● **Stated goal**
Every record below should be printed exactly as it appears.
===== Data supplied
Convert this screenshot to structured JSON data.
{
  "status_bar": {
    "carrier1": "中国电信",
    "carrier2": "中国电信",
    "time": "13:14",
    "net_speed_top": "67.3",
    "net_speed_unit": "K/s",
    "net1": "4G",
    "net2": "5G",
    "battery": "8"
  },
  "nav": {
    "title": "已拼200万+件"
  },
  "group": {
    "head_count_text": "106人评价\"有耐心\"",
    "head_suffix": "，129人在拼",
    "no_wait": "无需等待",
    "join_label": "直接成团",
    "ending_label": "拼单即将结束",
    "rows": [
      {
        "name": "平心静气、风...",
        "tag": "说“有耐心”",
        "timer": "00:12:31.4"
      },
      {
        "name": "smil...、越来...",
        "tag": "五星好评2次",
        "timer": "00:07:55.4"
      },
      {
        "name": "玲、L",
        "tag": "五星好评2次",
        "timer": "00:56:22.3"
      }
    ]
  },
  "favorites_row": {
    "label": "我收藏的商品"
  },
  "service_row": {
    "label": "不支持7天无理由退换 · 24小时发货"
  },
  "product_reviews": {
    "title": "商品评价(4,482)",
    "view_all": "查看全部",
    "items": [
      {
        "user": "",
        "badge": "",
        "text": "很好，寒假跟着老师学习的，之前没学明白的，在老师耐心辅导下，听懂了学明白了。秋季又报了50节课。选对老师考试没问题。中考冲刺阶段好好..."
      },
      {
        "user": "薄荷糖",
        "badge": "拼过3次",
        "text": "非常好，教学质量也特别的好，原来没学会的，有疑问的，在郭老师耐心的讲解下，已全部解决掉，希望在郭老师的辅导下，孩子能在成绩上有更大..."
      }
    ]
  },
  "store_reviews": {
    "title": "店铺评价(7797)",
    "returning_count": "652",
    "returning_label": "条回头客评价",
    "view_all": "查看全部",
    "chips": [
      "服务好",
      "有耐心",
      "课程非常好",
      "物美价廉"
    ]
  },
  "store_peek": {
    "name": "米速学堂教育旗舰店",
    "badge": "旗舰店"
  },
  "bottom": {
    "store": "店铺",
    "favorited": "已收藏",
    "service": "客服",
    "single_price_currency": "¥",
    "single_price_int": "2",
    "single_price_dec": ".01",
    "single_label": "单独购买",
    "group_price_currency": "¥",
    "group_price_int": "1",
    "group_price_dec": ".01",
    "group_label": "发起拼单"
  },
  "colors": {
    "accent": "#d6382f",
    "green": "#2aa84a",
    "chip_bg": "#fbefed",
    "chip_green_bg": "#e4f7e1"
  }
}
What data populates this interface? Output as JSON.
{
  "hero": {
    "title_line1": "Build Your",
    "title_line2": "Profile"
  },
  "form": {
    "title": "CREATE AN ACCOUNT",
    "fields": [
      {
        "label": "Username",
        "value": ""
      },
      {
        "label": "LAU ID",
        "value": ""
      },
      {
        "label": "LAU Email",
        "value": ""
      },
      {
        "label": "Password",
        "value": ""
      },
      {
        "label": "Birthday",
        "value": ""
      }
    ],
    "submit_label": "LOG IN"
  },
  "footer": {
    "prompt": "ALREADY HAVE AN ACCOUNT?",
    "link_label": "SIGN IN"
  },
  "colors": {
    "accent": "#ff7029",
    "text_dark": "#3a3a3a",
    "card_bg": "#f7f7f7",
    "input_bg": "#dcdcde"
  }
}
==========
● **Exercise answer**
Convert this screenshot to structured JSON data.
{
  "status_bar": {
    "carrier1": "中国电信",
    "carrier2": "中国电信",
    "time": "13:14",
    "net_speed_top": "67.3",
    "net_speed_unit": "K/s",
    "net1": "4G",
    "net2": "5G",
    "battery": "8"
  },
  "nav": {
    "title": "已拼200万+件"
  },
  "group": {
    "head_count_text": "106人评价\"有耐心\"",
    "head_suffix": "，129人在拼",
    "no_wait": "无需等待",
    "join_label": "直接成团",
    "ending_label": "拼单即将结束",
    "rows": [
      {
        "name": "平心静气、风...",
        "tag": "说“有耐心”",
        "timer": "00:12:31.4"
      },
      {
        "name": "smil...、越来...",
        "tag": "五星好评2次",
        "timer": "00:07:55.4"
      },
      {
        "name": "玲、L",
        "tag": "五星好评2次",
        "timer": "00:56:22.3"
      }
    ]
  },
  "favorites_row": {
    "label": "我收藏的商品"
  },
  "service_row": {
    "label": "不支持7天无理由退换 · 24小时发货"
  },
  "product_reviews": {
    "title": "商品评价(4,482)",
    "view_all": "查看全部",
    "items": [
      {
        "user": "",
        "badge": "",
        "text": "很好，寒假跟着老师学习的，之前没学明白的，在老师耐心辅导下，听懂了学明白了。秋季又报了50节课。选对老师考试没问题。中考冲刺阶段好好..."
      },
      {
        "user": "薄荷糖",
        "badge": "拼过3次",
        "text": "非常好，教学质量也特别的好，原来没学会的，有疑问的，在郭老师耐心的讲解下，已全部解决掉，希望在郭老师的辅导下，孩子能在成绩上有更大..."
      }
    ]
  },
  "store_reviews": {
    "title": "店铺评价(7797)",
    "returning_count": "652",
    "returning_label": "条回头客评价",
    "view_all": "查看全部",
    "chips": [
      "服务好",
      "有耐心",
      "课程非常好",
      "物美价廉"
    ]
  },
  "store_peek": {
    "name": "米速学堂教育旗舰店",
    "badge": "旗舰店"
  },
  "bottom": {
    "store": "店铺",
    "favorited": "已收藏",
    "service": "客服",
    "single_price_currency": "¥",
    "single_price_int": "2",
    "single_price_dec": ".01",
    "single_label": "单独购买",
    "group_price_currency": "¥",
    "group_price_int": "1",
    "group_price_dec": ".01",
    "group_label": "发起拼单"
  },
  "colors": {
    "accent": "#d6382f",
    "green": "#2aa84a",
    "chip_bg": "#fbefed",
    "chip_green_bg": "#e4f7e1"
  }
}
What data populates this interface? Output as JSON.
{
  "hero": {
    "title_line1": "Build Your",
    "title_line2": "Profile"
  },
  "form": {
    "title": "CREATE AN ACCOUNT",
    "fields": [
      {
        "label": "Username",
        "value": ""
      },
      {
        "label": "LAU ID",
        "value": ""
      },
      {
        "label": "LAU Email",
        "value": ""
      },
      {
        "label": "Password",
        "value": ""
      },
      {
        "label": "Birthday",
        "value": ""
      }
    ],
    "submit_label": "LOG IN"
  },
  "footer": {
    "prompt": "ALREADY HAVE AN ACCOUNT?",
    "link_label": "SIGN IN"
  },
  "colors": {
    "accent": "#ff7029",
    "text_dark": "#3a3a3a",
    "card_bg": "#f7f7f7",
    "input_bg": "#dcdcde"
  }
}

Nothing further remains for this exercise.